El historiador Kevin M. Levin, especialista en la Guerra Civil estadounidense, salió a la defensa de Spielberg con un artículo publicado enThe Atlantic, a partir de las múltiples críticas lanzadas por algunos de sus colegas al respecto de la veracidad de algunos de sus detalles, como también, al respecto de omisiones que le resultan obvias, dado su conocimiento de las fuentes y especialidad en el tema. No hay película histórica que satisfaga a los historiadores, quienes no dejan de aprovechar la oportunidad de comentar al respecto de alguna inconsistencia descubierta. Levin cita al propio Spielberg al respecto, en una declaración hecha –precisamente– en Gettysburg, lugar de una de las batallas más cruentas de la Guerra Civil. Según Spielberg, explorar lo desconocido es algo que traiciona la labor del historiador. El cineasta puede recuperar lo que ha perdido la memoria, pero –en el mejor de los casos– esta “resurrección es una fantasía… un sueño”. Estos tres sustantivos, tomados literalmente de la declaración de Spielberg, describen en gran medida la esencia de su cine, o mejor dicho, su búsqueda como realizador. Podría detenerme aquí para hacer catálogo de las resurrecciones presenciadas, las fantasías cumplidas y los sueños perseguidos que han desfilado como planteamientos argumentales, vueltas de tuerca y epifanías catárticas. El éxito de Spielberg se debe a una fórmula que repite con parsimonia ritual: una progresión aprendida, efectiva como la de un mago que sabe reinventarse sus caminos recorridos, que sabe tomar riesgos y saltar cuando nadie lo espera (o cuando todos esperan otra cosa), al son imprescindible e irremediable de la banda sonora de John Williams.
La ilusión siempre sobrevive, al final.
——————————
_EN QUÉ CONSISTE:_
Según el texto sobre el cine de Spielberg, ¿en qué lugar hizo Spielberg la declaración que cita Levin?

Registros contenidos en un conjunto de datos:
——————————
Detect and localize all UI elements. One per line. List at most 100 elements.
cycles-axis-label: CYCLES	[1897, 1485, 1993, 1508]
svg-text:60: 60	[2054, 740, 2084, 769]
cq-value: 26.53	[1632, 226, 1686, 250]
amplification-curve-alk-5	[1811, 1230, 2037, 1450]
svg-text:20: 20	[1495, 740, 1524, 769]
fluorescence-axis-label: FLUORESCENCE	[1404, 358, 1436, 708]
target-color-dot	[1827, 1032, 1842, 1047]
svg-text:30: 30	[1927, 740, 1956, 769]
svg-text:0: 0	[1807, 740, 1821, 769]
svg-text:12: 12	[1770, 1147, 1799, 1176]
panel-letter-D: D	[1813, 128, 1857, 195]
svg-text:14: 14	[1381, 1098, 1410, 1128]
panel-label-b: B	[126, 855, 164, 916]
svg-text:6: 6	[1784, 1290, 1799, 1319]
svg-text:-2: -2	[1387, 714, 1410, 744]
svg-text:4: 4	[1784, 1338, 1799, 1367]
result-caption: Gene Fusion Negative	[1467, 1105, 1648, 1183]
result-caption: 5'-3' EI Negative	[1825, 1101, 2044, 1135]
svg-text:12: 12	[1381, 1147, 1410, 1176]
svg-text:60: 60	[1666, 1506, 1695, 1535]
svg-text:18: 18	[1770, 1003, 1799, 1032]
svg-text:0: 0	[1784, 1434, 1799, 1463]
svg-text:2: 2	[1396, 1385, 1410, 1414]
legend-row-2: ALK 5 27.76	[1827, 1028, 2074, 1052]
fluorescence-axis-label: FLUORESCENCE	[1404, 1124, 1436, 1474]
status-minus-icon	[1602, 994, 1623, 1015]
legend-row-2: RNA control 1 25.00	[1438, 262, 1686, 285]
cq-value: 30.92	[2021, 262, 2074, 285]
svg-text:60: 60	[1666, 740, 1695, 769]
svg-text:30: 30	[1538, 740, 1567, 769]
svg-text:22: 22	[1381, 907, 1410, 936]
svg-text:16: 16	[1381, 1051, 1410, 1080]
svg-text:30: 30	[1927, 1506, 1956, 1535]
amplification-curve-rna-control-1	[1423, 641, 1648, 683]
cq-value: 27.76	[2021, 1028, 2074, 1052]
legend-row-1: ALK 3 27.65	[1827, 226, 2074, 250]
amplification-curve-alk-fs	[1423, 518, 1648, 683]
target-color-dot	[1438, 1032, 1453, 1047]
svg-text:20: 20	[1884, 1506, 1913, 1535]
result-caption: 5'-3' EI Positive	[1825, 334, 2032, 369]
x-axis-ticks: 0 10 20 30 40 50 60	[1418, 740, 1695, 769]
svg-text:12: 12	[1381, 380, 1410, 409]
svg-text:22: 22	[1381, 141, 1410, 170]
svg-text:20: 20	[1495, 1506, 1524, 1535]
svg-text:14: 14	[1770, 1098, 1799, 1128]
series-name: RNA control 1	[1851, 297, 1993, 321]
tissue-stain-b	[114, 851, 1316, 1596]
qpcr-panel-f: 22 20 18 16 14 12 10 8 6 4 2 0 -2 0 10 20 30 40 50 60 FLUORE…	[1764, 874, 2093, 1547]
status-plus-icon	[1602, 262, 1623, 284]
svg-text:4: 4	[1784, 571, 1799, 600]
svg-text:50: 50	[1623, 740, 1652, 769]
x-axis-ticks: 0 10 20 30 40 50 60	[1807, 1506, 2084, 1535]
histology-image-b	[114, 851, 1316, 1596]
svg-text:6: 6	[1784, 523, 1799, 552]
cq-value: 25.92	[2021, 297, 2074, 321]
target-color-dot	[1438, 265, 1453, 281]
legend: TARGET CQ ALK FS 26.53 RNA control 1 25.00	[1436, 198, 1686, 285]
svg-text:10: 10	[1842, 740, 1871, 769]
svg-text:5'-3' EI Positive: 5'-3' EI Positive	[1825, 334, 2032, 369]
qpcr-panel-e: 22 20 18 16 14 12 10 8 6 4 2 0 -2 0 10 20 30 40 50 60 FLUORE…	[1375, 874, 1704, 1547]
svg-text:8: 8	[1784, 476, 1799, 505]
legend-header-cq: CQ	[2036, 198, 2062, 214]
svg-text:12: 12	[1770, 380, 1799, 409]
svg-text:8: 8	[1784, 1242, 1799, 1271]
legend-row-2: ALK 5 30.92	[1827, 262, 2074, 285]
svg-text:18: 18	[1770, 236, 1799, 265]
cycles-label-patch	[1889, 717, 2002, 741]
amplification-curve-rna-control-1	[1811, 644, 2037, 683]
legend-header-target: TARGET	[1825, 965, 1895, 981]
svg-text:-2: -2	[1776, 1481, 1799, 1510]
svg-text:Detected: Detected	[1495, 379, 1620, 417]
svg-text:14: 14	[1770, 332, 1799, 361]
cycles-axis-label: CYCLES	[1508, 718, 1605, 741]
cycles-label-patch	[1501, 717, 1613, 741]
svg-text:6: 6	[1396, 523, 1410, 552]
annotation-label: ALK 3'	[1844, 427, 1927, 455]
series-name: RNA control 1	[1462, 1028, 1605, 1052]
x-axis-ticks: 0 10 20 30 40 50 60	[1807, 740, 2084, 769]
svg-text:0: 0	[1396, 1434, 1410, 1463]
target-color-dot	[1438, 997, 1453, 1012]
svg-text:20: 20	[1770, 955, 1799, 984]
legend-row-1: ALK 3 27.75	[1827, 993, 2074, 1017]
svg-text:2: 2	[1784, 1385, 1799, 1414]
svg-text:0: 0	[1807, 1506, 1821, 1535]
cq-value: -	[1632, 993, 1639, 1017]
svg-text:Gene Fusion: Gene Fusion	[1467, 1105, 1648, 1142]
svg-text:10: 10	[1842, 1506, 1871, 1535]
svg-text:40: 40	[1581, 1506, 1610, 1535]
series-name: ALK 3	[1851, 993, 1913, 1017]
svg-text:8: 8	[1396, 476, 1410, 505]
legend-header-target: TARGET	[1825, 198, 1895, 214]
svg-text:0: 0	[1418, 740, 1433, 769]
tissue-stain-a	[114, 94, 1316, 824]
——————————
_RESULTADO DEL EJERCICIO:_
En Gettysburg, lugar de una de las batallas más cruentas de la Guerra Civil.